» **Aim**: Identify and pull out each line of the entries in which "diffusion" occurs.

— begin Data to process —

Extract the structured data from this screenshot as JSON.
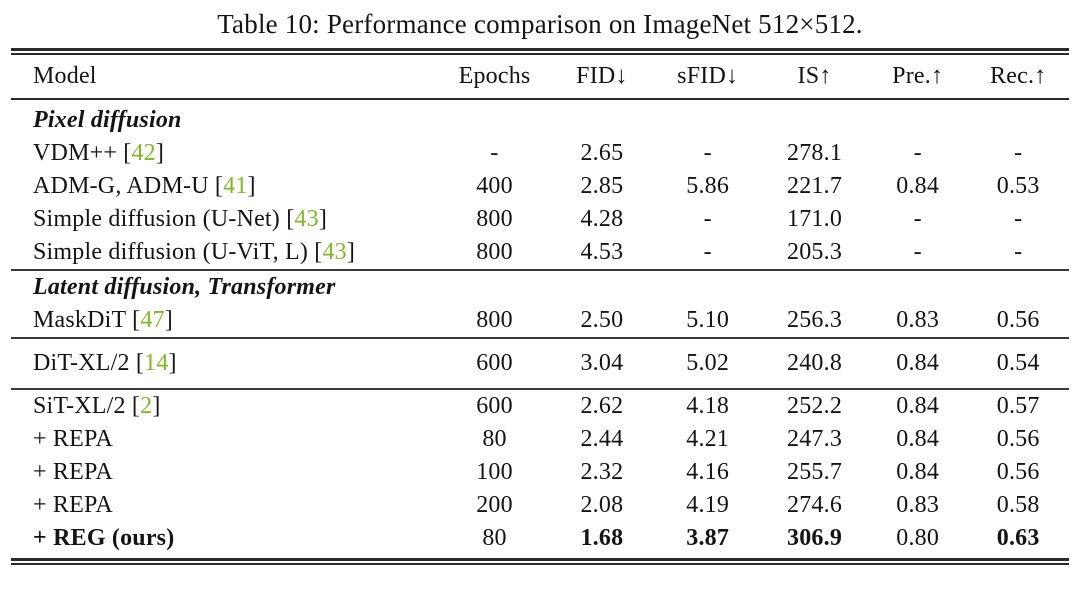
{
  "caption": "Table 10: Performance comparison on ImageNet 512×512.",
  "colors": {
    "citation": "#82b926",
    "text": "#141414",
    "rule": "#2b2b2b",
    "background": "#ffffff"
  },
  "table": {
    "columns": [
      "Model",
      "Epochs",
      "FID↓",
      "sFID↓",
      "IS↑",
      "Pre.↑",
      "Rec.↑"
    ],
    "groups": [
      {
        "section": "Pixel diffusion",
        "rows": [
          {
            "model": "VDM++",
            "cite": "42",
            "values": [
              "-",
              "2.65",
              "-",
              "278.1",
              "-",
              "-"
            ]
          },
          {
            "model": "ADM-G, ADM-U",
            "cite": "41",
            "values": [
              "400",
              "2.85",
              "5.86",
              "221.7",
              "0.84",
              "0.53"
            ]
          },
          {
            "model": "Simple diffusion (U-Net)",
            "cite": "43",
            "values": [
              "800",
              "4.28",
              "-",
              "171.0",
              "-",
              "-"
            ]
          },
          {
            "model": "Simple diffusion (U-ViT, L)",
            "cite": "43",
            "values": [
              "800",
              "4.53",
              "-",
              "205.3",
              "-",
              "-"
            ]
          }
        ]
      },
      {
        "section": "Latent diffusion, Transformer",
        "rows": [
          {
            "model": "MaskDiT",
            "cite": "47",
            "values": [
              "800",
              "2.50",
              "5.10",
              "256.3",
              "0.83",
              "0.56"
            ]
          }
        ]
      },
      {
        "section": null,
        "rows": [
          {
            "model": "DiT-XL/2",
            "cite": "14",
            "values": [
              "600",
              "3.04",
              "5.02",
              "240.8",
              "0.84",
              "0.54"
            ]
          }
        ]
      },
      {
        "section": null,
        "rows": [
          {
            "model": "SiT-XL/2",
            "cite": "2",
            "values": [
              "600",
              "2.62",
              "4.18",
              "252.2",
              "0.84",
              "0.57"
            ]
          },
          {
            "model": "+ REPA",
            "cite": null,
            "values": [
              "80",
              "2.44",
              "4.21",
              "247.3",
              "0.84",
              "0.56"
            ]
          },
          {
            "model": "+ REPA",
            "cite": null,
            "values": [
              "100",
              "2.32",
              "4.16",
              "255.7",
              "0.84",
              "0.56"
            ]
          },
          {
            "model": "+ REPA",
            "cite": null,
            "values": [
              "200",
              "2.08",
              "4.19",
              "274.6",
              "0.83",
              "0.58"
            ]
          },
          {
            "model": "+ REG (ours)",
            "cite": null,
            "bold_model": true,
            "values": [
              "80",
              "1.68",
              "3.87",
              "306.9",
              "0.80",
              "0.63"
            ],
            "bold_values": [
              false,
              true,
              true,
              true,
              false,
              true
            ]
          }
        ]
      }
    ]
  }
}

— end Data to process —

» **Response below**:
        "section": "Pixel diffusion",
            "model": "Simple diffusion (U-Net)",
            "model": "Simple diffusion (U-ViT, L)",
        "section": "Latent diffusion, Transformer",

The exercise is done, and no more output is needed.